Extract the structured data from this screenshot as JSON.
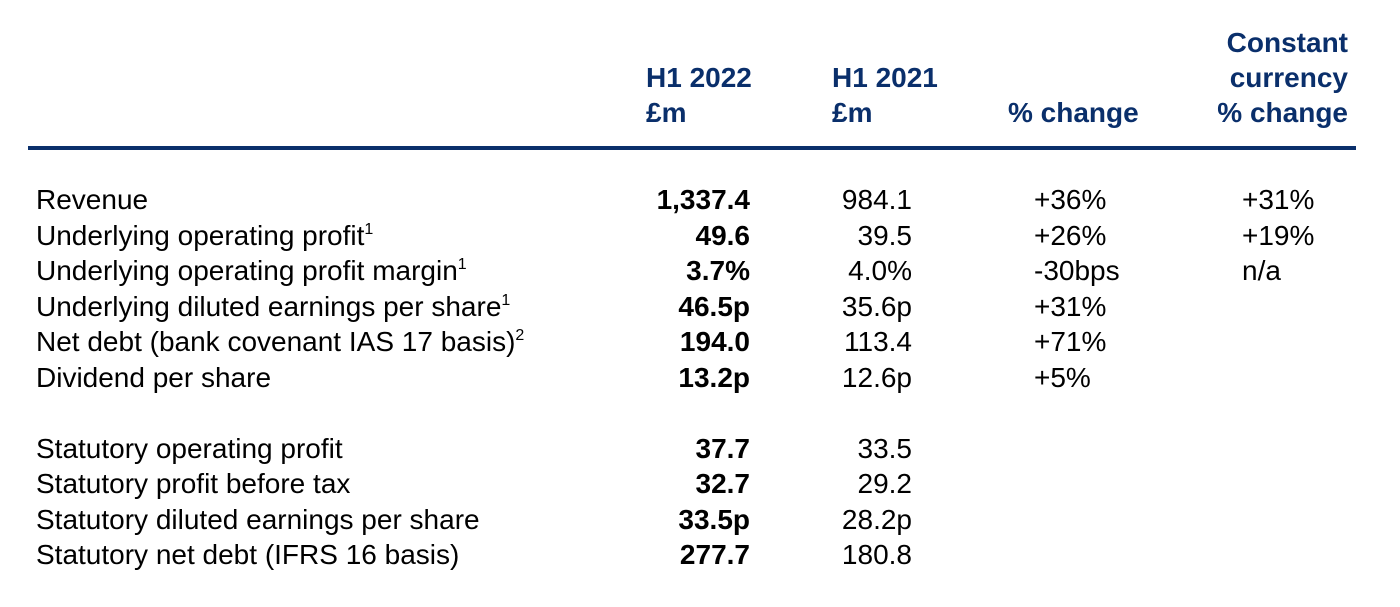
{
  "headers": {
    "h2022": [
      "H1 2022",
      "£m"
    ],
    "h2021": [
      "H1 2021",
      "£m"
    ],
    "pct_change": "% change",
    "constant_currency": [
      "Constant",
      "currency",
      "% change"
    ]
  },
  "rows": [
    {
      "label": "Revenue",
      "sup": "",
      "h2022": "1,337.4",
      "h2021": "984.1",
      "pct": "+36%",
      "cc": "+31%"
    },
    {
      "label": "Underlying operating profit",
      "sup": "1",
      "h2022": "49.6",
      "h2021": "39.5",
      "pct": "+26%",
      "cc": "+19%"
    },
    {
      "label": "Underlying operating profit margin",
      "sup": "1",
      "h2022": "3.7%",
      "h2021": "4.0%",
      "pct": "-30bps",
      "cc": "n/a"
    },
    {
      "label": "Underlying diluted earnings per share",
      "sup": "1",
      "h2022": "46.5p",
      "h2021": "35.6p",
      "pct": "+31%",
      "cc": ""
    },
    {
      "label": "Net debt (bank covenant IAS 17 basis)",
      "sup": "2",
      "h2022": "194.0",
      "h2021": "113.4",
      "pct": "+71%",
      "cc": ""
    },
    {
      "label": "Dividend per share",
      "sup": "",
      "h2022": "13.2p",
      "h2021": "12.6p",
      "pct": "+5%",
      "cc": ""
    },
    {
      "label": "Statutory operating profit",
      "sup": "",
      "h2022": "37.7",
      "h2021": "33.5",
      "pct": "",
      "cc": ""
    },
    {
      "label": "Statutory profit before tax",
      "sup": "",
      "h2022": "32.7",
      "h2021": "29.2",
      "pct": "",
      "cc": ""
    },
    {
      "label": "Statutory diluted earnings per share",
      "sup": "",
      "h2022": "33.5p",
      "h2021": "28.2p",
      "pct": "",
      "cc": ""
    },
    {
      "label": "Statutory net debt (IFRS 16 basis)",
      "sup": "",
      "h2022": "277.7",
      "h2021": "180.8",
      "pct": "",
      "cc": ""
    }
  ]
}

## Exercise
Find every line in the listing that holds the string "label", then say how many there are as a bare number.

## In response
10